PROBLEM REQUIREMENTS - All lines below must be repeated exactly, with the pictures omitted.
** Begin **
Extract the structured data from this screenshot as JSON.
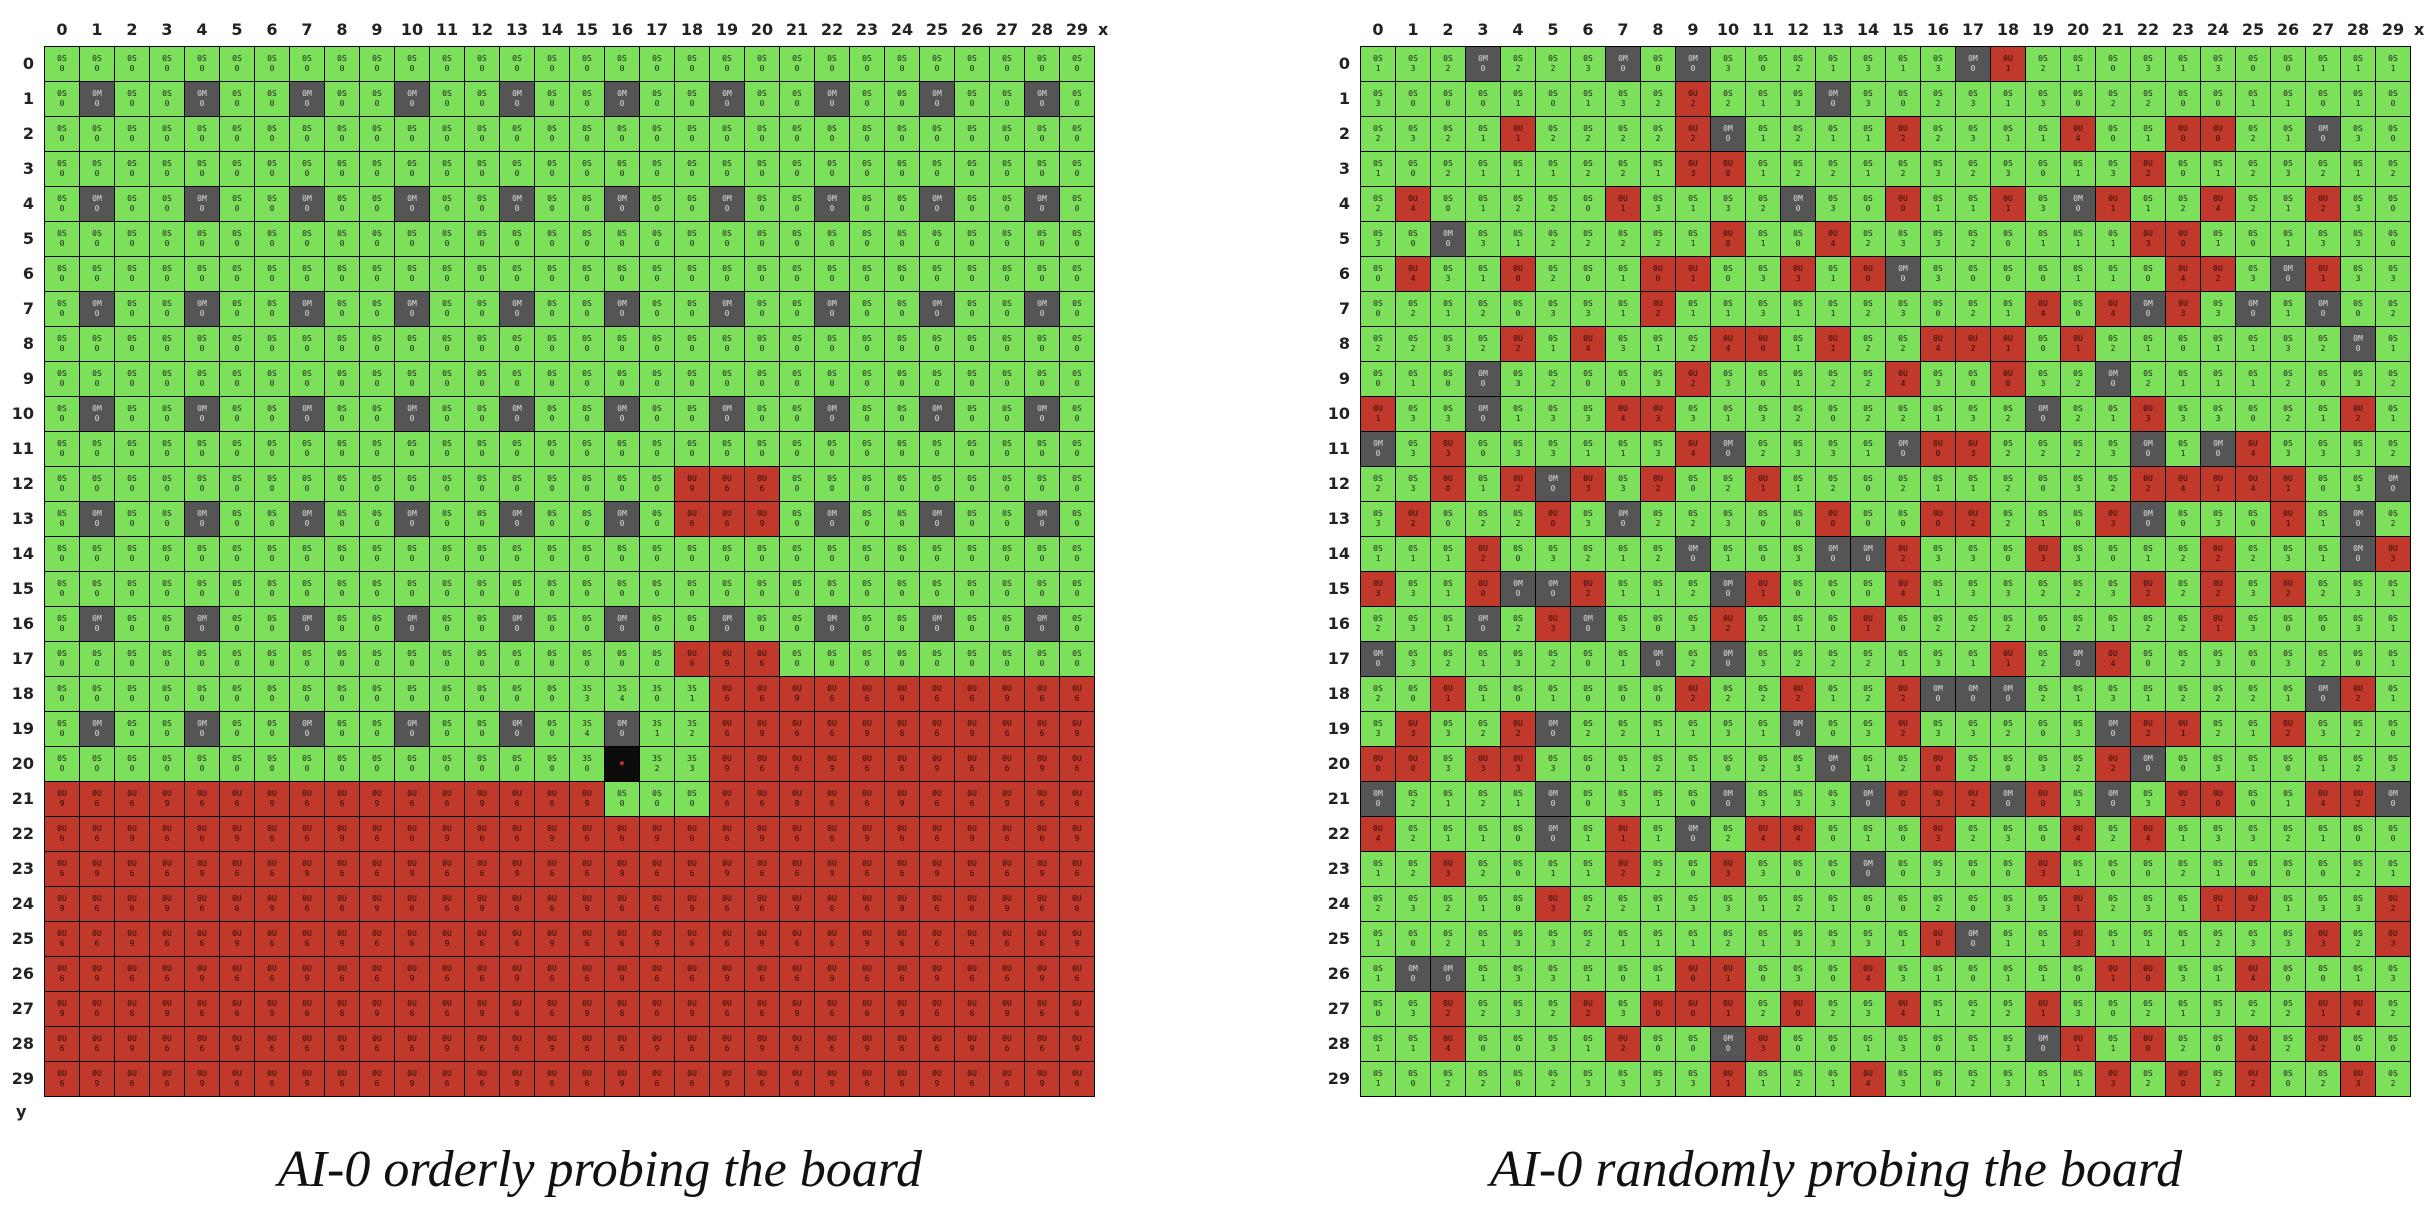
{
  "axes": {
    "x_label": "x",
    "y_label": "y",
    "size": 30
  },
  "left": {
    "caption": "AI-0 orderly probing the board",
    "cell_strings": {
      "default_safe": "0S",
      "default_unknown": "0U",
      "mine": "0M"
    }
  },
  "right": {
    "caption": "AI-0 randomly probing the board"
  },
  "colors": {
    "safe": "#7ce05a",
    "unknown": "#c0392b",
    "mine": "#555555",
    "current": "#0c0c0c",
    "grid_line": "#000000"
  }
}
** End **
SOLUTION FOR THIS EXERCISE -
Extract the structured data from this screenshot as JSON.
{
  "axes": {
    "x_label": "x",
    "y_label": "y",
    "size": 30
  },
  "left": {
    "caption": "AI-0 orderly probing the board",
    "cell_strings": {
      "default_safe": "0S",
      "default_unknown": "0U",
      "mine": "0M"
    }
  },
  "right": {
    "caption": "AI-0 randomly probing the board"
  },
  "colors": {
    "safe": "#7ce05a",
    "unknown": "#c0392b",
    "mine": "#555555",
    "current": "#0c0c0c",
    "grid_line": "#000000"
  }
}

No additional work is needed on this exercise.